| Required work |
The entries that follow should be written out exactly.

Dataset items:

-=-=-

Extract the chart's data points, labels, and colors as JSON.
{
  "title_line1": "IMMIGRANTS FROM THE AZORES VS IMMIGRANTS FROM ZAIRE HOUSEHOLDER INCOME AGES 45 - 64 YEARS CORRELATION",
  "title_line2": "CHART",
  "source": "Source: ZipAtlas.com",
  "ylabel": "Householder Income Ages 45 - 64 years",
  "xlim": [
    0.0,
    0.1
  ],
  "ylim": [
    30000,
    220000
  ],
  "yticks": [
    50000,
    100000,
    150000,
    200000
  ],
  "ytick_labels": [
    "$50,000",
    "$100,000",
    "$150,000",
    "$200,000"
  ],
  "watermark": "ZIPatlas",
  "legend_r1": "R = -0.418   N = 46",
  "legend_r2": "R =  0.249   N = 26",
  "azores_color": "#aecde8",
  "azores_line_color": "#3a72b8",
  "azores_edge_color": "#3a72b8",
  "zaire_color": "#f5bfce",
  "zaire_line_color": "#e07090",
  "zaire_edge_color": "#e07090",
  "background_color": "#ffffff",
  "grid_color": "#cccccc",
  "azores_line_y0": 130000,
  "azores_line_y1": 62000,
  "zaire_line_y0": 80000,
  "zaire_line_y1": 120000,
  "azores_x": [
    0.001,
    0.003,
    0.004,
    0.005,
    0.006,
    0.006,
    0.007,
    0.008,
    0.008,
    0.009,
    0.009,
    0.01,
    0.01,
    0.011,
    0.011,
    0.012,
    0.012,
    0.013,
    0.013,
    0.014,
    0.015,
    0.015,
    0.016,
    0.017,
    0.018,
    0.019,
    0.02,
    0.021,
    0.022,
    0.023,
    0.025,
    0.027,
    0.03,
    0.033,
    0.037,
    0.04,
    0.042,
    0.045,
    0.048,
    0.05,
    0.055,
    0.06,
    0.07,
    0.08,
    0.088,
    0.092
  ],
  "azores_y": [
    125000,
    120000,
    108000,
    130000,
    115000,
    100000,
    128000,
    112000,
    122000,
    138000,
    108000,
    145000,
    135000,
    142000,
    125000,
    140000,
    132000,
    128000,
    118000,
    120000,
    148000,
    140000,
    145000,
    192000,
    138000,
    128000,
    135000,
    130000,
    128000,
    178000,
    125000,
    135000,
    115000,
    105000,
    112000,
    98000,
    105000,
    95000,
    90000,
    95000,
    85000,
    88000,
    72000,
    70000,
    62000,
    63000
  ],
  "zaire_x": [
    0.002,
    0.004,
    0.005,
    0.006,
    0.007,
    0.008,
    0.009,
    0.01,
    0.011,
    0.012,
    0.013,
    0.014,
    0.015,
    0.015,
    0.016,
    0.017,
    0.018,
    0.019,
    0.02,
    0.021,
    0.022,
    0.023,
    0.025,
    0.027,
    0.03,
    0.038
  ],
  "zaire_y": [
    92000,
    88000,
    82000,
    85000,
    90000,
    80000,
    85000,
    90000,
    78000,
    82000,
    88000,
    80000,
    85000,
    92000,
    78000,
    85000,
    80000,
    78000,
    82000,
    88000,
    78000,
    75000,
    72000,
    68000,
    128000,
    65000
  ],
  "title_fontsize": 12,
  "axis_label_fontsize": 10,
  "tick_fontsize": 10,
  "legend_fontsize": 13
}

-=-=-

| Exercise result |
Extract the chart's data points, labels, and colors as JSON.
{
  "title_line1": "IMMIGRANTS FROM THE AZORES VS IMMIGRANTS FROM ZAIRE HOUSEHOLDER INCOME AGES 45 - 64 YEARS CORRELATION",
  "title_line2": "CHART",
  "source": "Source: ZipAtlas.com",
  "ylabel": "Householder Income Ages 45 - 64 years",
  "xlim": [
    0.0,
    0.1
  ],
  "ylim": [
    30000,
    220000
  ],
  "yticks": [
    50000,
    100000,
    150000,
    200000
  ],
  "ytick_labels": [
    "$50,000",
    "$100,000",
    "$150,000",
    "$200,000"
  ],
  "watermark": "ZIPatlas",
  "legend_r1": "R = -0.418   N = 46",
  "legend_r2": "R =  0.249   N = 26",
  "azores_color": "#aecde8",
  "azores_line_color": "#3a72b8",
  "azores_edge_color": "#3a72b8",
  "zaire_color": "#f5bfce",
  "zaire_line_color": "#e07090",
  "zaire_edge_color": "#e07090",
  "background_color": "#ffffff",
  "grid_color": "#cccccc",
  "azores_line_y0": 130000,
  "azores_line_y1": 62000,
  "zaire_line_y0": 80000,
  "zaire_line_y1": 120000,
  "azores_x": [
    0.001,
    0.003,
    0.004,
    0.005,
    0.006,
    0.006,
    0.007,
    0.008,
    0.008,
    0.009,
    0.009,
    0.01,
    0.01,
    0.011,
    0.011,
    0.012,
    0.012,
    0.013,
    0.013,
    0.014,
    0.015,
    0.015,
    0.016,
    0.017,
    0.018,
    0.019,
    0.02,
    0.021,
    0.022,
    0.023,
    0.025,
    0.027,
    0.03,
    0.033,
    0.037,
    0.04,
    0.042,
    0.045,
    0.048,
    0.05,
    0.055,
    0.06,
    0.07,
    0.08,
    0.088,
    0.092
  ],
  "azores_y": [
    125000,
    120000,
    108000,
    130000,
    115000,
    100000,
    128000,
    112000,
    122000,
    138000,
    108000,
    145000,
    135000,
    142000,
    125000,
    140000,
    132000,
    128000,
    118000,
    120000,
    148000,
    140000,
    145000,
    192000,
    138000,
    128000,
    135000,
    130000,
    128000,
    178000,
    125000,
    135000,
    115000,
    105000,
    112000,
    98000,
    105000,
    95000,
    90000,
    95000,
    85000,
    88000,
    72000,
    70000,
    62000,
    63000
  ],
  "zaire_x": [
    0.002,
    0.004,
    0.005,
    0.006,
    0.007,
    0.008,
    0.009,
    0.01,
    0.011,
    0.012,
    0.013,
    0.014,
    0.015,
    0.015,
    0.016,
    0.017,
    0.018,
    0.019,
    0.02,
    0.021,
    0.022,
    0.023,
    0.025,
    0.027,
    0.03,
    0.038
  ],
  "zaire_y": [
    92000,
    88000,
    82000,
    85000,
    90000,
    80000,
    85000,
    90000,
    78000,
    82000,
    88000,
    80000,
    85000,
    92000,
    78000,
    85000,
    80000,
    78000,
    82000,
    88000,
    78000,
    75000,
    72000,
    68000,
    128000,
    65000
  ],
  "title_fontsize": 12,
  "axis_label_fontsize": 10,
  "tick_fontsize": 10,
  "legend_fontsize": 13
}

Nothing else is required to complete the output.